# Records provided
━━━━━━━━━━━━━━━━━━━━━━━━━━━━━━

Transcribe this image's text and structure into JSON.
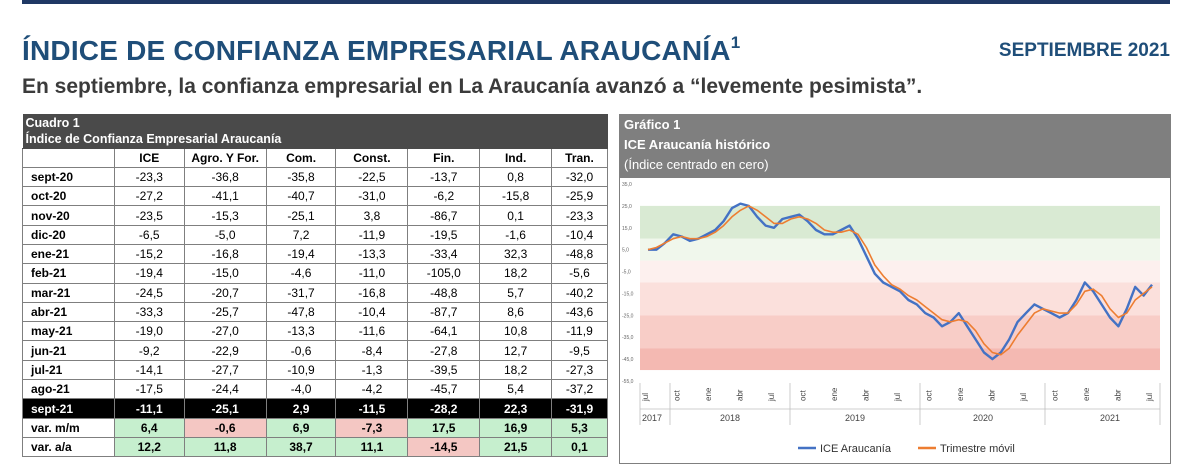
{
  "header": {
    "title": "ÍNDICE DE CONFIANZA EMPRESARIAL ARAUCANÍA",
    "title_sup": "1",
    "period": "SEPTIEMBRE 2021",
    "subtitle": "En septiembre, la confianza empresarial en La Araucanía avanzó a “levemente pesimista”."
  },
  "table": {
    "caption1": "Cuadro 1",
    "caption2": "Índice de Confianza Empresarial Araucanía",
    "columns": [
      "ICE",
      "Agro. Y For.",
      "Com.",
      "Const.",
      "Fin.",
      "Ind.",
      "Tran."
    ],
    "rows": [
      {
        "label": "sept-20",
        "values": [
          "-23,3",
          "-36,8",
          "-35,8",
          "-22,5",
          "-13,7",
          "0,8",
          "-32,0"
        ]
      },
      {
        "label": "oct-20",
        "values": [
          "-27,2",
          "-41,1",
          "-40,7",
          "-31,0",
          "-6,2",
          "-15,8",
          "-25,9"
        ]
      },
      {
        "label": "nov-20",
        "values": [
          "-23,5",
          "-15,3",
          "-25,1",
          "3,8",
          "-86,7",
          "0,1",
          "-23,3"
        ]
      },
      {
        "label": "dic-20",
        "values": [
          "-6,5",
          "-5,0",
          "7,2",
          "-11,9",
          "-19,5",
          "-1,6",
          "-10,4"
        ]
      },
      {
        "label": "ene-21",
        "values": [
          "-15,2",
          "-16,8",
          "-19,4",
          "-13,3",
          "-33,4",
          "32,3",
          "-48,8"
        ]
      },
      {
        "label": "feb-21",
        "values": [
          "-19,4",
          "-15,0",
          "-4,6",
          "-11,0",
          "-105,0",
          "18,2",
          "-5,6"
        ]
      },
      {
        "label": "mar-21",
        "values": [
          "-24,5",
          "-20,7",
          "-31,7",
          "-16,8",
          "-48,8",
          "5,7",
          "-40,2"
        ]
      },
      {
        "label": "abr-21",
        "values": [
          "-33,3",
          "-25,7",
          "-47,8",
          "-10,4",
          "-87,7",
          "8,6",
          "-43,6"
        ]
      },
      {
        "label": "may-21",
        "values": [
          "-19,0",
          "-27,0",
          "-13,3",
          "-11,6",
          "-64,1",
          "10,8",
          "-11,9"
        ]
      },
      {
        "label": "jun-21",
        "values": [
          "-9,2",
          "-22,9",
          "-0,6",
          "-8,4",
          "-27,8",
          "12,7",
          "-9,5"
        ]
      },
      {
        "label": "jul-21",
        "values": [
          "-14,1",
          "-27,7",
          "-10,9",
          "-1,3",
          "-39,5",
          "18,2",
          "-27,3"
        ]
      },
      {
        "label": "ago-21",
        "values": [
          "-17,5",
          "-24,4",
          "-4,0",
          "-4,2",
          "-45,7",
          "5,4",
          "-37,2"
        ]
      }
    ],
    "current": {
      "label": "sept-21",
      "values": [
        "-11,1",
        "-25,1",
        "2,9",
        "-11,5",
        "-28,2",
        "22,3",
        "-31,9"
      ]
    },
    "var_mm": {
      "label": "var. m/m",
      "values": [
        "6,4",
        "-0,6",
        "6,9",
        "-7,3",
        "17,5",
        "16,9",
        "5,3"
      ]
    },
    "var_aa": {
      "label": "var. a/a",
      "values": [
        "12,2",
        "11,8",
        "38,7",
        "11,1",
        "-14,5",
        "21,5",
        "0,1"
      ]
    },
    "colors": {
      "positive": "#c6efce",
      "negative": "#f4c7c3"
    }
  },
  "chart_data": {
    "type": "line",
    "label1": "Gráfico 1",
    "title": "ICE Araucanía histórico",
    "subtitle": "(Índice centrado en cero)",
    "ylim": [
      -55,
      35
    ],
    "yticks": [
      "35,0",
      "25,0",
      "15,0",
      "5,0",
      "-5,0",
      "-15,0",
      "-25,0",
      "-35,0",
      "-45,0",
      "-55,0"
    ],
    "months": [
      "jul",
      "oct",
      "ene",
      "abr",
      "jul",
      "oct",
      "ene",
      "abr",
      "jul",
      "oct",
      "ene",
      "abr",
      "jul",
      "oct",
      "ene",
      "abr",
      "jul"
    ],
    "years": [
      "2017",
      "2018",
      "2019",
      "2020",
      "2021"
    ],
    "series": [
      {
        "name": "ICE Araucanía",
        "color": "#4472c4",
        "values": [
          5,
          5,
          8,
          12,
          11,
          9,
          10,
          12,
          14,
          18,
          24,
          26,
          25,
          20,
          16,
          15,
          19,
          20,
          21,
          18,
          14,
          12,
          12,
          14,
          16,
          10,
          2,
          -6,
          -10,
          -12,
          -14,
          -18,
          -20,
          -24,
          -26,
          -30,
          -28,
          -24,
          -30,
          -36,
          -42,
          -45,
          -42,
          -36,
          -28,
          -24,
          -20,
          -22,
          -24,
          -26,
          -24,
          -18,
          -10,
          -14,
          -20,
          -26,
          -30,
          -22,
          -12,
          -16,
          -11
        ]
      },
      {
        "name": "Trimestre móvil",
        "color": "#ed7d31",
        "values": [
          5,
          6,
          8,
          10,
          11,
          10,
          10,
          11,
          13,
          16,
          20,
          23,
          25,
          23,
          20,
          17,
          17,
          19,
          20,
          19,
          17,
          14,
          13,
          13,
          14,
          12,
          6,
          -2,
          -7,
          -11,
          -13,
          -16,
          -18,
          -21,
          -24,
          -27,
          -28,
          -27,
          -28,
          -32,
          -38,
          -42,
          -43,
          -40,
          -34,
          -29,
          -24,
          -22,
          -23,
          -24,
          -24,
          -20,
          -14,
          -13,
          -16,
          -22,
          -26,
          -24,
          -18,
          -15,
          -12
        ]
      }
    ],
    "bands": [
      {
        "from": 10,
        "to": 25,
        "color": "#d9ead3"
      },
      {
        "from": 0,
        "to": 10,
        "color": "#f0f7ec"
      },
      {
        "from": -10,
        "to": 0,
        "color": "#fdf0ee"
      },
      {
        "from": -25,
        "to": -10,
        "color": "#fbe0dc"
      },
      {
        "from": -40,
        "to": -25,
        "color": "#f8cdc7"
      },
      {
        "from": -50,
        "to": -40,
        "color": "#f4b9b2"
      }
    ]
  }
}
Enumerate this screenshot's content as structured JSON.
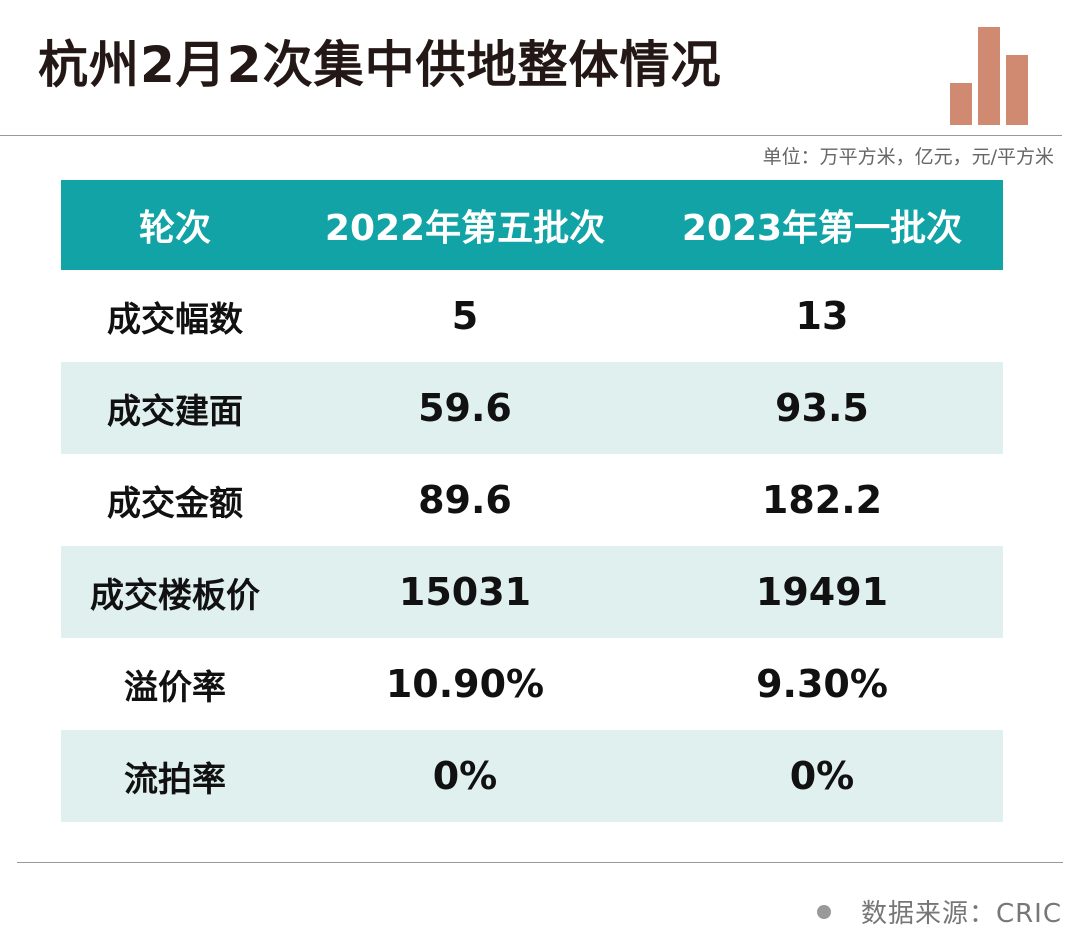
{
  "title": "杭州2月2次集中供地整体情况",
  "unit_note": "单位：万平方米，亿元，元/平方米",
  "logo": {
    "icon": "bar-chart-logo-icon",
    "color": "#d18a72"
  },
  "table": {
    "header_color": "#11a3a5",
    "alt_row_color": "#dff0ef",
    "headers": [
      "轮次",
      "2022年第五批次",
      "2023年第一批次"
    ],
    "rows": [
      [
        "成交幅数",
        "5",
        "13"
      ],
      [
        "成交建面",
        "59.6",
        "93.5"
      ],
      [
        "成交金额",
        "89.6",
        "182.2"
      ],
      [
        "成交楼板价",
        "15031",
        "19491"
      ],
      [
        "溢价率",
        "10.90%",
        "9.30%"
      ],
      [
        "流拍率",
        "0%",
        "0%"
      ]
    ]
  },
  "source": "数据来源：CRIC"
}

━━━━━━━━━━━━━━━━━━━━━━━━━━━━━━

# Exercise
What comes back should match the records exactly, minus any pictures.

# Task solution
Transcribe this image's text and structure into JSON.
{
  "header": {
    "title": "ÍNDICE DE CONFIANZA EMPRESARIAL ARAUCANÍA",
    "title_sup": "1",
    "period": "SEPTIEMBRE 2021",
    "subtitle": "En septiembre, la confianza empresarial en La Araucanía avanzó a “levemente pesimista”."
  },
  "table": {
    "caption1": "Cuadro 1",
    "caption2": "Índice de Confianza Empresarial Araucanía",
    "columns": [
      "ICE",
      "Agro. Y For.",
      "Com.",
      "Const.",
      "Fin.",
      "Ind.",
      "Tran."
    ],
    "rows": [
      {
        "label": "sept-20",
        "values": [
          "-23,3",
          "-36,8",
          "-35,8",
          "-22,5",
          "-13,7",
          "0,8",
          "-32,0"
        ]
      },
      {
        "label": "oct-20",
        "values": [
          "-27,2",
          "-41,1",
          "-40,7",
          "-31,0",
          "-6,2",
          "-15,8",
          "-25,9"
        ]
      },
      {
        "label": "nov-20",
        "values": [
          "-23,5",
          "-15,3",
          "-25,1",
          "3,8",
          "-86,7",
          "0,1",
          "-23,3"
        ]
      },
      {
        "label": "dic-20",
        "values": [
          "-6,5",
          "-5,0",
          "7,2",
          "-11,9",
          "-19,5",
          "-1,6",
          "-10,4"
        ]
      },
      {
        "label": "ene-21",
        "values": [
          "-15,2",
          "-16,8",
          "-19,4",
          "-13,3",
          "-33,4",
          "32,3",
          "-48,8"
        ]
      },
      {
        "label": "feb-21",
        "values": [
          "-19,4",
          "-15,0",
          "-4,6",
          "-11,0",
          "-105,0",
          "18,2",
          "-5,6"
        ]
      },
      {
        "label": "mar-21",
        "values": [
          "-24,5",
          "-20,7",
          "-31,7",
          "-16,8",
          "-48,8",
          "5,7",
          "-40,2"
        ]
      },
      {
        "label": "abr-21",
        "values": [
          "-33,3",
          "-25,7",
          "-47,8",
          "-10,4",
          "-87,7",
          "8,6",
          "-43,6"
        ]
      },
      {
        "label": "may-21",
        "values": [
          "-19,0",
          "-27,0",
          "-13,3",
          "-11,6",
          "-64,1",
          "10,8",
          "-11,9"
        ]
      },
      {
        "label": "jun-21",
        "values": [
          "-9,2",
          "-22,9",
          "-0,6",
          "-8,4",
          "-27,8",
          "12,7",
          "-9,5"
        ]
      },
      {
        "label": "jul-21",
        "values": [
          "-14,1",
          "-27,7",
          "-10,9",
          "-1,3",
          "-39,5",
          "18,2",
          "-27,3"
        ]
      },
      {
        "label": "ago-21",
        "values": [
          "-17,5",
          "-24,4",
          "-4,0",
          "-4,2",
          "-45,7",
          "5,4",
          "-37,2"
        ]
      }
    ],
    "current": {
      "label": "sept-21",
      "values": [
        "-11,1",
        "-25,1",
        "2,9",
        "-11,5",
        "-28,2",
        "22,3",
        "-31,9"
      ]
    },
    "var_mm": {
      "label": "var. m/m",
      "values": [
        "6,4",
        "-0,6",
        "6,9",
        "-7,3",
        "17,5",
        "16,9",
        "5,3"
      ]
    },
    "var_aa": {
      "label": "var. a/a",
      "values": [
        "12,2",
        "11,8",
        "38,7",
        "11,1",
        "-14,5",
        "21,5",
        "0,1"
      ]
    },
    "colors": {
      "positive": "#c6efce",
      "negative": "#f4c7c3"
    }
  },
  "chart_data": {
    "type": "line",
    "label1": "Gráfico 1",
    "title": "ICE Araucanía histórico",
    "subtitle": "(Índice centrado en cero)",
    "ylim": [
      -55,
      35
    ],
    "yticks": [
      "35,0",
      "25,0",
      "15,0",
      "5,0",
      "-5,0",
      "-15,0",
      "-25,0",
      "-35,0",
      "-45,0",
      "-55,0"
    ],
    "months": [
      "jul",
      "oct",
      "ene",
      "abr",
      "jul",
      "oct",
      "ene",
      "abr",
      "jul",
      "oct",
      "ene",
      "abr",
      "jul",
      "oct",
      "ene",
      "abr",
      "jul"
    ],
    "years": [
      "2017",
      "2018",
      "2019",
      "2020",
      "2021"
    ],
    "series": [
      {
        "name": "ICE Araucanía",
        "color": "#4472c4",
        "values": [
          5,
          5,
          8,
          12,
          11,
          9,
          10,
          12,
          14,
          18,
          24,
          26,
          25,
          20,
          16,
          15,
          19,
          20,
          21,
          18,
          14,
          12,
          12,
          14,
          16,
          10,
          2,
          -6,
          -10,
          -12,
          -14,
          -18,
          -20,
          -24,
          -26,
          -30,
          -28,
          -24,
          -30,
          -36,
          -42,
          -45,
          -42,
          -36,
          -28,
          -24,
          -20,
          -22,
          -24,
          -26,
          -24,
          -18,
          -10,
          -14,
          -20,
          -26,
          -30,
          -22,
          -12,
          -16,
          -11
        ]
      },
      {
        "name": "Trimestre móvil",
        "color": "#ed7d31",
        "values": [
          5,
          6,
          8,
          10,
          11,
          10,
          10,
          11,
          13,
          16,
          20,
          23,
          25,
          23,
          20,
          17,
          17,
          19,
          20,
          19,
          17,
          14,
          13,
          13,
          14,
          12,
          6,
          -2,
          -7,
          -11,
          -13,
          -16,
          -18,
          -21,
          -24,
          -27,
          -28,
          -27,
          -28,
          -32,
          -38,
          -42,
          -43,
          -40,
          -34,
          -29,
          -24,
          -22,
          -23,
          -24,
          -24,
          -20,
          -14,
          -13,
          -16,
          -22,
          -26,
          -24,
          -18,
          -15,
          -12
        ]
      }
    ],
    "bands": [
      {
        "from": 10,
        "to": 25,
        "color": "#d9ead3"
      },
      {
        "from": 0,
        "to": 10,
        "color": "#f0f7ec"
      },
      {
        "from": -10,
        "to": 0,
        "color": "#fdf0ee"
      },
      {
        "from": -25,
        "to": -10,
        "color": "#fbe0dc"
      },
      {
        "from": -40,
        "to": -25,
        "color": "#f8cdc7"
      },
      {
        "from": -50,
        "to": -40,
        "color": "#f4b9b2"
      }
    ]
  }
}
Enumerate this screenshot's content as structured JSON.
{
  "title": "杭州2月2次集中供地整体情况",
  "unit_note": "单位：万平方米，亿元，元/平方米",
  "logo": {
    "icon": "bar-chart-logo-icon",
    "color": "#d18a72"
  },
  "table": {
    "header_color": "#11a3a5",
    "alt_row_color": "#dff0ef",
    "headers": [
      "轮次",
      "2022年第五批次",
      "2023年第一批次"
    ],
    "rows": [
      [
        "成交幅数",
        "5",
        "13"
      ],
      [
        "成交建面",
        "59.6",
        "93.5"
      ],
      [
        "成交金额",
        "89.6",
        "182.2"
      ],
      [
        "成交楼板价",
        "15031",
        "19491"
      ],
      [
        "溢价率",
        "10.90%",
        "9.30%"
      ],
      [
        "流拍率",
        "0%",
        "0%"
      ]
    ]
  },
  "source": "数据来源：CRIC"
}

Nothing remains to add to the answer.